**YOUR GOAL:** Every record below should be transcribed exactly. Omit the images.

>> begin

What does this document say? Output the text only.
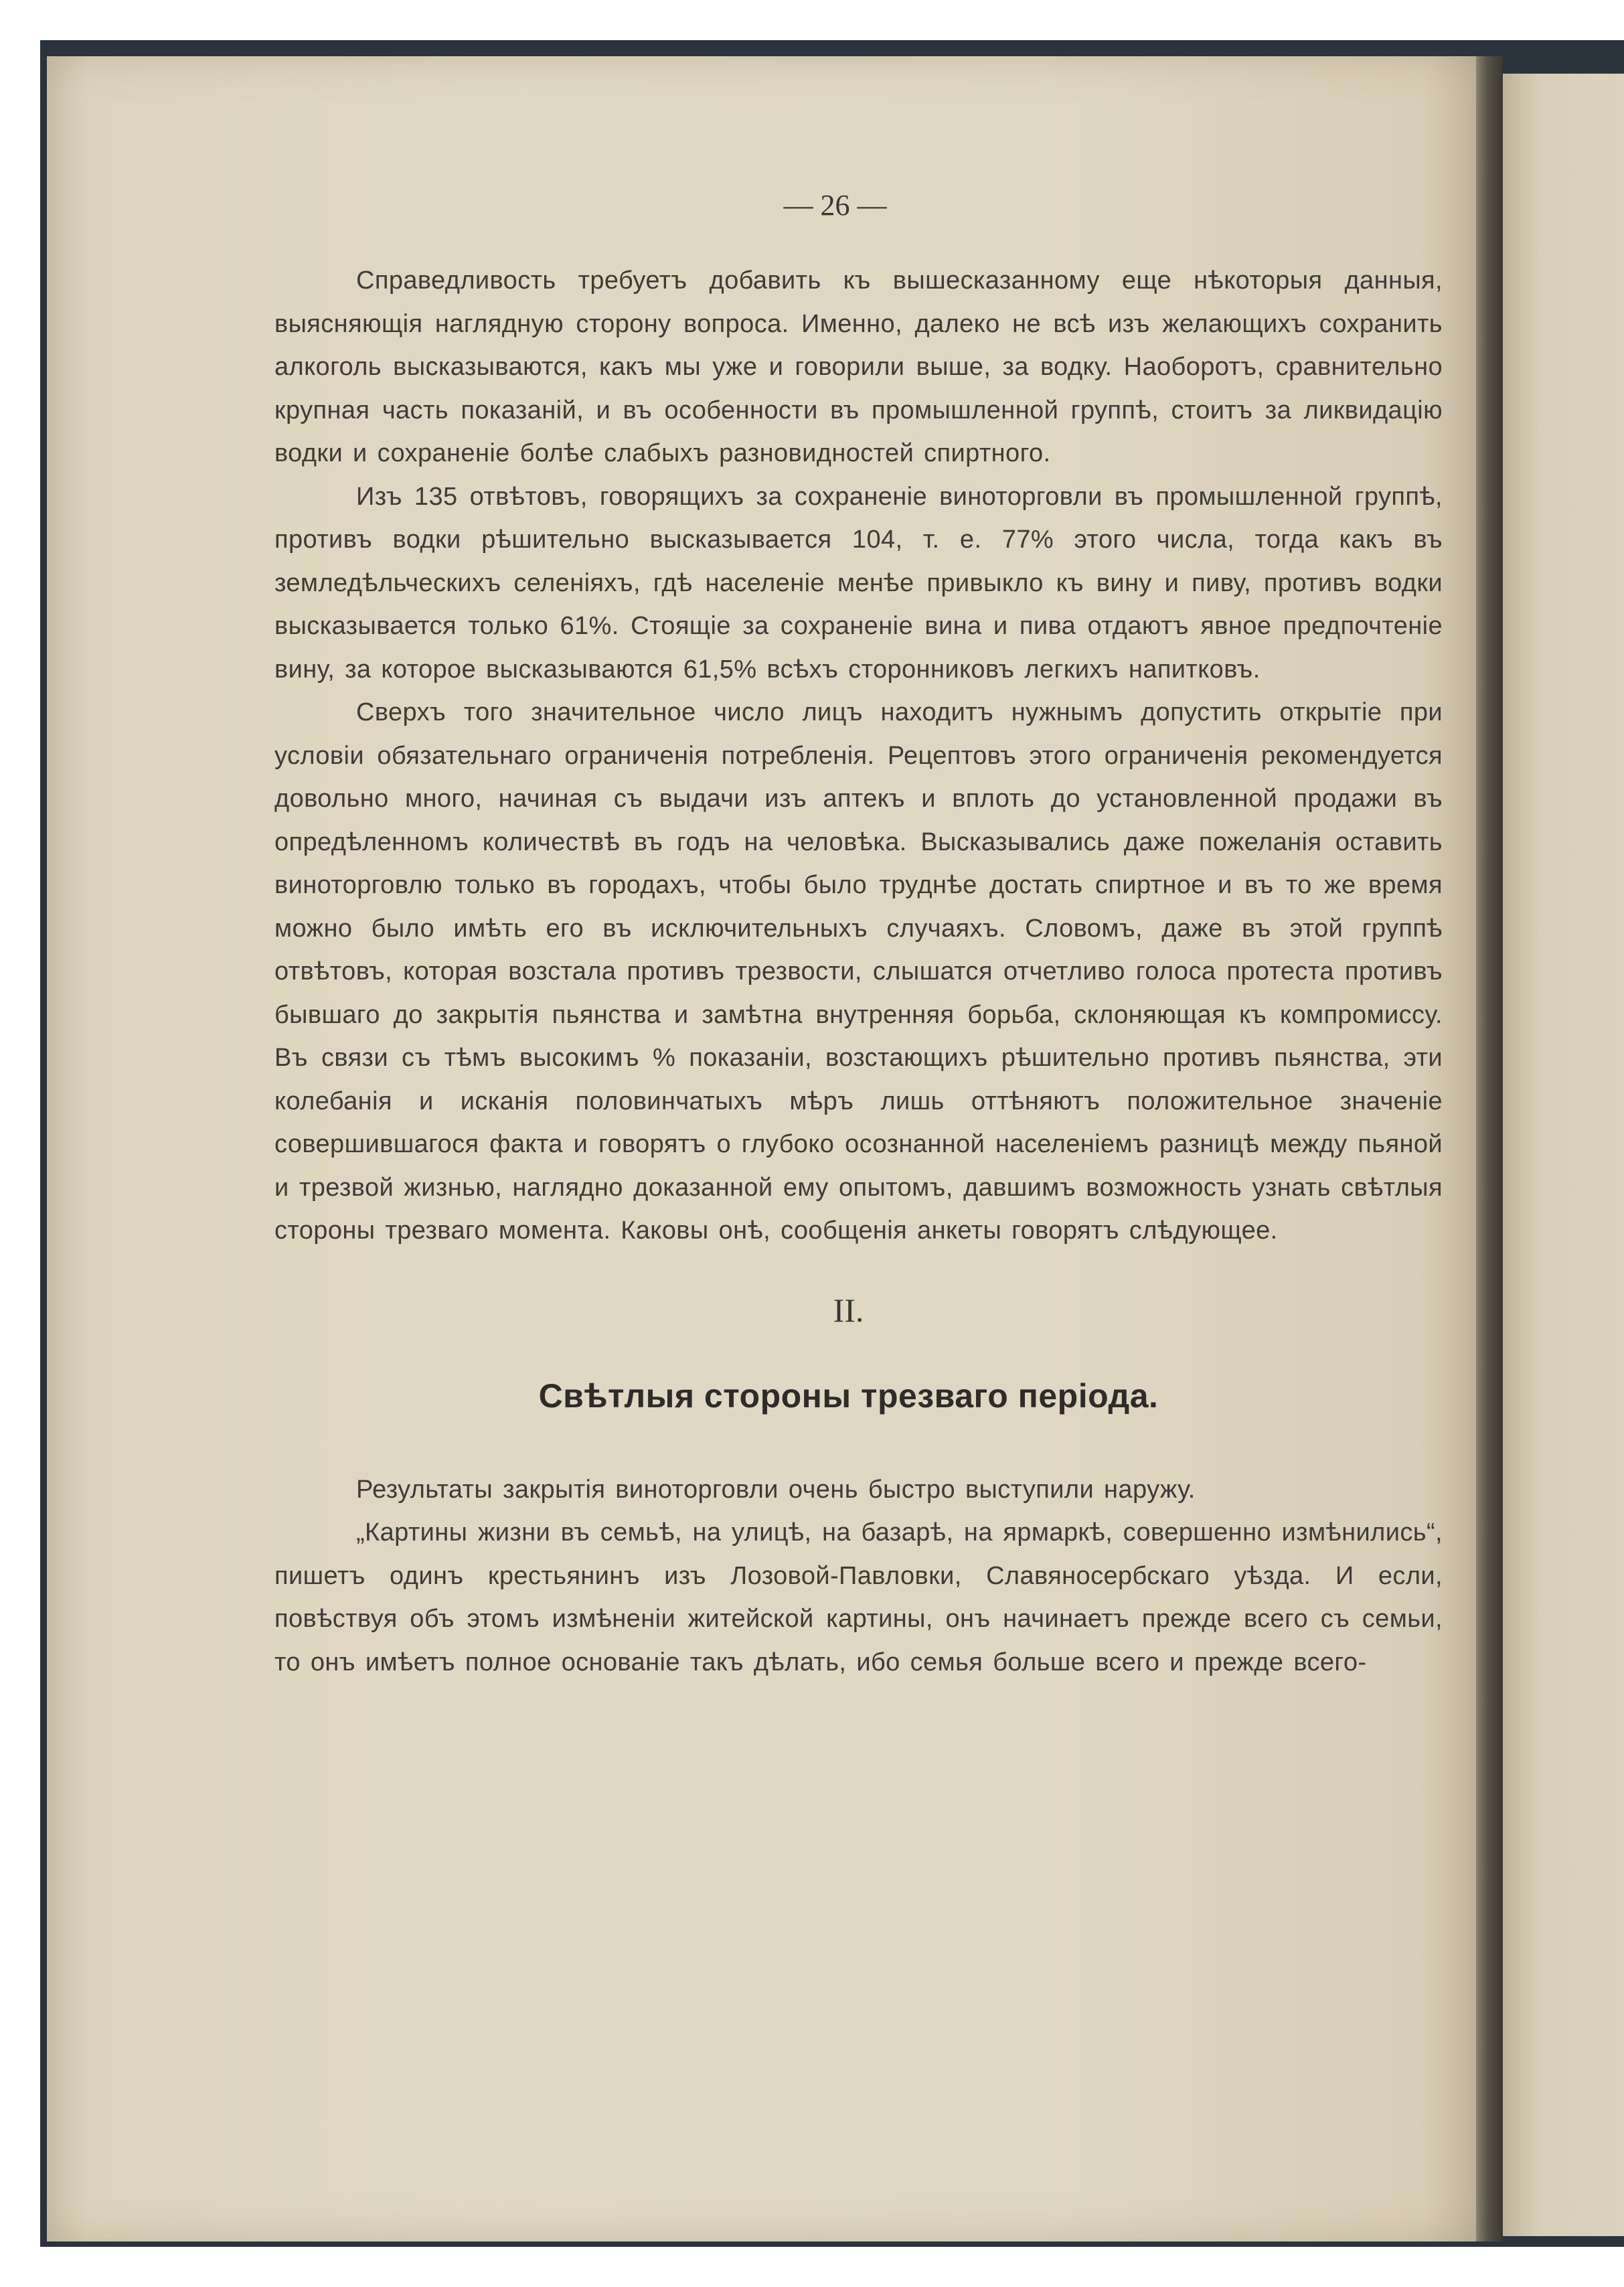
— 26 —

Справедливость требуетъ добавить къ вышесказанному еще нѣкоторыя данныя, выясняющія наглядную сторону вопроса. Именно, далеко не всѣ изъ желающихъ сохранить алкоголь высказываются, какъ мы уже и говорили выше, за водку. Наоборотъ, сравнительно крупная часть показаній, и въ особенности въ промышленной группѣ, стоитъ за ликвидацію водки и сохраненіе болѣе слабыхъ разновидностей спиртного.

Изъ 135 отвѣтовъ, говорящихъ за сохраненіе виноторговли въ промышленной группѣ, противъ водки рѣшительно высказывается 104, т. е. 77% этого числа, тогда какъ въ земледѣльческихъ селеніяхъ, гдѣ населеніе менѣе привыкло къ вину и пиву, противъ водки высказывается только 61%. Стоящіе за сохраненіе вина и пива отдаютъ явное предпочтеніе вину, за которое высказываются 61,5% всѣхъ сторонниковъ легкихъ напитковъ.

Сверхъ того значительное число лицъ находитъ нужнымъ допустить открытіе при условіи обязательнаго ограниченія потребленія. Рецептовъ этого ограниченія рекомендуется довольно много, начиная съ выдачи изъ аптекъ и вплоть до установленной продажи въ опредѣленномъ количествѣ въ годъ на человѣка. Высказывались даже пожеланія оставить виноторговлю только въ городахъ, чтобы было труднѣе достать спиртное и въ то же время можно было имѣть его въ исключительныхъ случаяхъ. Словомъ, даже въ этой группѣ отвѣтовъ, которая возстала противъ трезвости, слышатся отчетливо голоса протеста противъ бывшаго до закрытія пьянства и замѣтна внутренняя борьба, склоняющая къ компромиссу. Въ связи съ тѣмъ высокимъ % показаніи, возстающихъ рѣшительно противъ пьянства, эти колебанія и исканія половинчатыхъ мѣръ лишь оттѣняютъ положительное значеніе совершившагося факта и говорятъ о глубоко осознанной населеніемъ разницѣ между пьяной и трезвой жизнью, наглядно доказанной ему опытомъ, давшимъ возможность узнать свѣтлыя стороны трезваго момента. Каковы онѣ, сообщенія анкеты говорятъ слѣдующее.

II.
Свѣтлыя стороны трезваго періода.

Результаты закрытія виноторговли очень быстро выступили наружу.

„Картины жизни въ семьѣ, на улицѣ, на базарѣ, на ярмаркѣ, совершенно измѣнились“, пишетъ одинъ крестьянинъ изъ Лозовой-Павловки, Славяносербскаго уѣзда. И если, повѣствуя объ этомъ измѣненіи житейской картины, онъ начинаетъ прежде всего съ семьи, то онъ имѣетъ полное основаніе такъ дѣлать, ибо семья больше всего и прежде всего-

>> end

**WRITTEN ANSWER:**
What does this document say? Output the text only.
— 26 —

Справедливость требуетъ добавить къ вышесказанному еще нѣкоторыя данныя, выясняющія наглядную сторону вопроса. Именно, далеко не всѣ изъ желающихъ сохранить алкоголь высказываются, какъ мы уже и говорили выше, за водку. Наоборотъ, сравнительно крупная часть показаній, и въ особенности въ промышленной группѣ, стоитъ за ликвидацію водки и сохраненіе болѣе слабыхъ разновидностей спиртного.

Изъ 135 отвѣтовъ, говорящихъ за сохраненіе виноторговли въ промышленной группѣ, противъ водки рѣшительно высказывается 104, т. е. 77% этого числа, тогда какъ въ земледѣльческихъ селеніяхъ, гдѣ населеніе менѣе привыкло къ вину и пиву, противъ водки высказывается только 61%. Стоящіе за сохраненіе вина и пива отдаютъ явное предпочтеніе вину, за которое высказываются 61,5% всѣхъ сторонниковъ легкихъ напитковъ.

Сверхъ того значительное число лицъ находитъ нужнымъ допустить открытіе при условіи обязательнаго ограниченія потребленія. Рецептовъ этого ограниченія рекомендуется довольно много, начиная съ выдачи изъ аптекъ и вплоть до установленной продажи въ опредѣленномъ количествѣ въ годъ на человѣка. Высказывались даже пожеланія оставить виноторговлю только въ городахъ, чтобы было труднѣе достать спиртное и въ то же время можно было имѣть его въ исключительныхъ случаяхъ. Словомъ, даже въ этой группѣ отвѣтовъ, которая возстала противъ трезвости, слышатся отчетливо голоса протеста противъ бывшаго до закрытія пьянства и замѣтна внутренняя борьба, склоняющая къ компромиссу. Въ связи съ тѣмъ высокимъ % показаніи, возстающихъ рѣшительно противъ пьянства, эти колебанія и исканія половинчатыхъ мѣръ лишь оттѣняютъ положительное значеніе совершившагося факта и говорятъ о глубоко осознанной населеніемъ разницѣ между пьяной и трезвой жизнью, наглядно доказанной ему опытомъ, давшимъ возможность узнать свѣтлыя стороны трезваго момента. Каковы онѣ, сообщенія анкеты говорятъ слѣдующее.

II.
Свѣтлыя стороны трезваго періода.

Результаты закрытія виноторговли очень быстро выступили наружу.

„Картины жизни въ семьѣ, на улицѣ, на базарѣ, на ярмаркѣ, совершенно измѣнились“, пишетъ одинъ крестьянинъ изъ Лозовой-Павловки, Славяносербскаго уѣзда. И если, повѣствуя объ этомъ измѣненіи житейской картины, онъ начинаетъ прежде всего съ семьи, то онъ имѣетъ полное основаніе такъ дѣлать, ибо семья больше всего и прежде всего-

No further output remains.